What needs to be done =>
Put the items below into a Markdown table with two columns, Row and Line. Give each row a number and leave out blank lines.

.....

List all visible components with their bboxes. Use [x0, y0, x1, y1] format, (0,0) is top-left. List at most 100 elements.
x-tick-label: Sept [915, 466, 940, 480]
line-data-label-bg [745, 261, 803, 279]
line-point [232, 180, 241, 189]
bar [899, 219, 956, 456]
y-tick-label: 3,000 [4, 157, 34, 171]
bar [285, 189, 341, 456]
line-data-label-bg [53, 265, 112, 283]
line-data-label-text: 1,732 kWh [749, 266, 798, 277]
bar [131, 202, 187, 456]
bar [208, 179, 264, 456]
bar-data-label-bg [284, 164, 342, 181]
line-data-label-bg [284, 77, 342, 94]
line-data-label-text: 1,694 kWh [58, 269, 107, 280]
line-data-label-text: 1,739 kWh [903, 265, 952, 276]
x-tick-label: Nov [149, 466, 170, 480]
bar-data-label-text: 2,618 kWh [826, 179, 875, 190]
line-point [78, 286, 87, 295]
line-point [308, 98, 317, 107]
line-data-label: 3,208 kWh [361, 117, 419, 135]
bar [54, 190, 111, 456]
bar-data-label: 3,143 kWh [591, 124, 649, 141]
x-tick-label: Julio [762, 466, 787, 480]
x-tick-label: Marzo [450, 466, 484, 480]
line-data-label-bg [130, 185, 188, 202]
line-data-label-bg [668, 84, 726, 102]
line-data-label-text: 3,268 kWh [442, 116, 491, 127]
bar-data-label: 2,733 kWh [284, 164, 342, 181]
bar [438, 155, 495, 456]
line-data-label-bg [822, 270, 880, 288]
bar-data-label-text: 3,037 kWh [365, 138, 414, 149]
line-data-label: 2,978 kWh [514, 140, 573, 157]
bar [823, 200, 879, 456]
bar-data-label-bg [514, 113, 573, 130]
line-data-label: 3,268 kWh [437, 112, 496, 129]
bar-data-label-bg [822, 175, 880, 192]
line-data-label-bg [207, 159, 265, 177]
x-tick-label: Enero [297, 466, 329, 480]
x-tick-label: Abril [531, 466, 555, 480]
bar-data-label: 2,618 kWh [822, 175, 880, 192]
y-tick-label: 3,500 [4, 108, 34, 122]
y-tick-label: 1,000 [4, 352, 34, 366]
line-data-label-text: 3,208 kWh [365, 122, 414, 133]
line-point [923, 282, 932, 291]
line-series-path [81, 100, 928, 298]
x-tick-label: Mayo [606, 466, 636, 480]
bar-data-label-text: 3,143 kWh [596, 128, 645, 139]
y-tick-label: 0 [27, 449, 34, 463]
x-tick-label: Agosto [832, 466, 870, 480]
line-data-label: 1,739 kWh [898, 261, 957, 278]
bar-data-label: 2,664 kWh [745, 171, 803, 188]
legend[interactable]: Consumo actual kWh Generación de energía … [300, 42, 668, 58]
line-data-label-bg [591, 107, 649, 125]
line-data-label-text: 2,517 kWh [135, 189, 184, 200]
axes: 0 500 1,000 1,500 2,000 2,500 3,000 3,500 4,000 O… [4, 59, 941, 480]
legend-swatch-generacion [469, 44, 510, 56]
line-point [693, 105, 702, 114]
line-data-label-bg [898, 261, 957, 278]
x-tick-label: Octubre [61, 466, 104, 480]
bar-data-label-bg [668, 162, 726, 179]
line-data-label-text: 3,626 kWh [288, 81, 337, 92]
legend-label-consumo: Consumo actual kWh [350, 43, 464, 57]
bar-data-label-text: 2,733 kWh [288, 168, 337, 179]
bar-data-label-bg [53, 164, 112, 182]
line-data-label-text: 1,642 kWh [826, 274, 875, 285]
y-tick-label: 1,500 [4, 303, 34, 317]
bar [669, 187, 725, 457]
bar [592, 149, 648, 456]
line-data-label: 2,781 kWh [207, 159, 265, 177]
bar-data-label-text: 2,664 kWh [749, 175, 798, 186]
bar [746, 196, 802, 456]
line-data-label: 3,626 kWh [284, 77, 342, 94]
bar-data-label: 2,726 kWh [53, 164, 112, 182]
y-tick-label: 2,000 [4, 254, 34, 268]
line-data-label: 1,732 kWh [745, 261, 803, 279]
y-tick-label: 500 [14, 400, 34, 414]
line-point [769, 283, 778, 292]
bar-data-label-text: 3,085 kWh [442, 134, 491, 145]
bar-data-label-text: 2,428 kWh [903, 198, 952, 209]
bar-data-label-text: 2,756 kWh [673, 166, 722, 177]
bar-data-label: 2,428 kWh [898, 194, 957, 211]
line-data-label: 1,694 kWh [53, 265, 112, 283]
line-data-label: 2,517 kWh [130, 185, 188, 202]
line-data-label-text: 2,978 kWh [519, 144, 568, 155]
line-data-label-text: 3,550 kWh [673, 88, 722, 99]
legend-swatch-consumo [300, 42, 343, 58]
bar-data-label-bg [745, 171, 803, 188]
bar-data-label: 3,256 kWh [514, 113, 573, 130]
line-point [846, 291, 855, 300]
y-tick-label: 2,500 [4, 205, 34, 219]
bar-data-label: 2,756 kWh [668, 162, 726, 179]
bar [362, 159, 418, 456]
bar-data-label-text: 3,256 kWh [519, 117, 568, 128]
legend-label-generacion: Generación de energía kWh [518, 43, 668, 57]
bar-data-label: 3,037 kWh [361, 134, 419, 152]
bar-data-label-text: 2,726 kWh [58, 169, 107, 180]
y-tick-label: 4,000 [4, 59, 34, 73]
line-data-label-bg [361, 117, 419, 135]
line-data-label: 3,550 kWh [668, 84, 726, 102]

.....

Final answer =>
| Row | Line |
|---|---|
| 1 | List all visible components with their bboxes. Use [x0, y0, x1, y1] format, (0,0) is top-left. List at most 100 elements. |
| 2 | x-tick-label: Sept [915, 466, 940, 480] |
| 3 | line-data-label-bg [745, 261, 803, 279] |
| 4 | line-point [232, 180, 241, 189] |
| 5 | bar [899, 219, 956, 456] |
| 6 | y-tick-label: 3,000 [4, 157, 34, 171] |
| 7 | bar [285, 189, 341, 456] |
| 8 | line-data-label-bg [53, 265, 112, 283] |
| 9 | line-data-label-text: 1,732 kWh [749, 266, 798, 277] |
| 10 | bar [131, 202, 187, 456] |
| 11 | bar [208, 179, 264, 456] |
| 12 | bar-data-label-bg [284, 164, 342, 181] |
| 13 | line-data-label-bg [284, 77, 342, 94] |
| 14 | line-data-label-text: 1,694 kWh [58, 269, 107, 280] |
| 15 | line-data-label-text: 1,739 kWh [903, 265, 952, 276] |
| 16 | x-tick-label: Nov [149, 466, 170, 480] |
| 17 | bar-data-label-text: 2,618 kWh [826, 179, 875, 190] |
| 18 | line-point [78, 286, 87, 295] |
| 19 | line-point [308, 98, 317, 107] |
| 20 | line-data-label: 3,208 kWh [361, 117, 419, 135] |
| 21 | bar [54, 190, 111, 456] |
| 22 | bar-data-label: 3,143 kWh [591, 124, 649, 141] |
| 23 | x-tick-label: Julio [762, 466, 787, 480] |
| 24 | x-tick-label: Marzo [450, 466, 484, 480] |
| 25 | line-data-label-bg [130, 185, 188, 202] |
| 26 | line-data-label-bg [668, 84, 726, 102] |
| 27 | line-data-label-text: 3,268 kWh [442, 116, 491, 127] |
| 28 | bar-data-label: 2,733 kWh [284, 164, 342, 181] |
| 29 | bar [438, 155, 495, 456] |
| 30 | line-data-label-bg [822, 270, 880, 288] |
| 31 | bar-data-label-text: 3,037 kWh [365, 138, 414, 149] |
| 32 | line-data-label: 2,978 kWh [514, 140, 573, 157] |
| 33 | bar [823, 200, 879, 456] |
| 34 | bar-data-label-bg [514, 113, 573, 130] |
| 35 | line-data-label: 3,268 kWh [437, 112, 496, 129] |
| 36 | bar-data-label-bg [822, 175, 880, 192] |
| 37 | line-data-label-bg [207, 159, 265, 177] |
| 38 | x-tick-label: Enero [297, 466, 329, 480] |
| 39 | x-tick-label: Abril [531, 466, 555, 480] |
| 40 | bar-data-label: 2,618 kWh [822, 175, 880, 192] |
| 41 | y-tick-label: 3,500 [4, 108, 34, 122] |
| 42 | y-tick-label: 1,000 [4, 352, 34, 366] |
| 43 | line-data-label-text: 3,208 kWh [365, 122, 414, 133] |
| 44 | line-point [923, 282, 932, 291] |
| 45 | line-series-path [81, 100, 928, 298] |
| 46 | x-tick-label: Mayo [606, 466, 636, 480] |
| 47 | bar-data-label-text: 3,143 kWh [596, 128, 645, 139] |
| 48 | y-tick-label: 0 [27, 449, 34, 463] |
| 49 | x-tick-label: Agosto [832, 466, 870, 480] |
| 50 | line-data-label: 1,739 kWh [898, 261, 957, 278] |
| 51 | bar-data-label: 2,664 kWh [745, 171, 803, 188] |
| 52 | legend[interactable]: Consumo actual kWh Generación de energía … [300, 42, 668, 58] |
| 53 | line-data-label-bg [591, 107, 649, 125] |
| 54 | line-data-label-text: 2,517 kWh [135, 189, 184, 200] |
| 55 | axes: 0 500 1,000 1,500 2,000 2,500 3,000 3,500 4,000 O… [4, 59, 941, 480] |
| 56 | legend-swatch-generacion [469, 44, 510, 56] |
| 57 | line-point [693, 105, 702, 114] |
| 58 | line-data-label-bg [898, 261, 957, 278] |
| 59 | x-tick-label: Octubre [61, 466, 104, 480] |
| 60 | bar-data-label-bg [668, 162, 726, 179] |
| 61 | line-data-label-text: 3,626 kWh [288, 81, 337, 92] |
| 62 | legend-label-consumo: Consumo actual kWh [350, 43, 464, 57] |
| 63 | bar-data-label-text: 2,733 kWh [288, 168, 337, 179] |
| 64 | bar-data-label-bg [53, 164, 112, 182] |
| 65 | line-data-label-text: 1,642 kWh [826, 274, 875, 285] |
| 66 | y-tick-label: 1,500 [4, 303, 34, 317] |
| 67 | bar [669, 187, 725, 457] |
| 68 | bar [592, 149, 648, 456] |
| 69 | line-data-label: 2,781 kWh [207, 159, 265, 177] |
| 70 | bar-data-label-text: 2,664 kWh [749, 175, 798, 186] |
| 71 | bar [746, 196, 802, 456] |
| 72 | line-data-label: 3,626 kWh [284, 77, 342, 94] |
| 73 | bar-data-label: 2,726 kWh [53, 164, 112, 182] |
| 74 | y-tick-label: 2,000 [4, 254, 34, 268] |
| 75 | line-data-label: 1,732 kWh [745, 261, 803, 279] |
| 76 | y-tick-label: 500 [14, 400, 34, 414] |
| 77 | line-point [769, 283, 778, 292] |
| 78 | bar-data-label-text: 3,085 kWh [442, 134, 491, 145] |
| 79 | bar-data-label-text: 2,428 kWh [903, 198, 952, 209] |
| 80 | bar-data-label-text: 2,756 kWh [673, 166, 722, 177] |
| 81 | bar-data-label: 2,428 kWh [898, 194, 957, 211] |
| 82 | line-data-label: 1,694 kWh [53, 265, 112, 283] |
| 83 | line-data-label: 2,517 kWh [130, 185, 188, 202] |
| 84 | line-data-label-text: 2,978 kWh [519, 144, 568, 155] |
| 85 | line-data-label-text: 3,550 kWh [673, 88, 722, 99] |
| 86 | legend-swatch-consumo [300, 42, 343, 58] |
| 87 | bar-data-label-bg [745, 171, 803, 188] |
| 88 | bar-data-label: 3,256 kWh [514, 113, 573, 130] |
| 89 | line-point [846, 291, 855, 300] |
| 90 | y-tick-label: 2,500 [4, 205, 34, 219] |
| 91 | bar-data-label: 2,756 kWh [668, 162, 726, 179] |
| 92 | bar [362, 159, 418, 456] |
| 93 | bar-data-label-text: 3,256 kWh [519, 117, 568, 128] |
| 94 | legend-label-generacion: Generación de energía kWh [518, 43, 668, 57] |
| 95 | bar-data-label: 3,037 kWh [361, 134, 419, 152] |
| 96 | bar-data-label-text: 2,726 kWh [58, 169, 107, 180] |
| 97 | y-tick-label: 4,000 [4, 59, 34, 73] |
| 98 | line-data-label-bg [361, 117, 419, 135] |
| 99 | line-data-label: 3,550 kWh [668, 84, 726, 102] |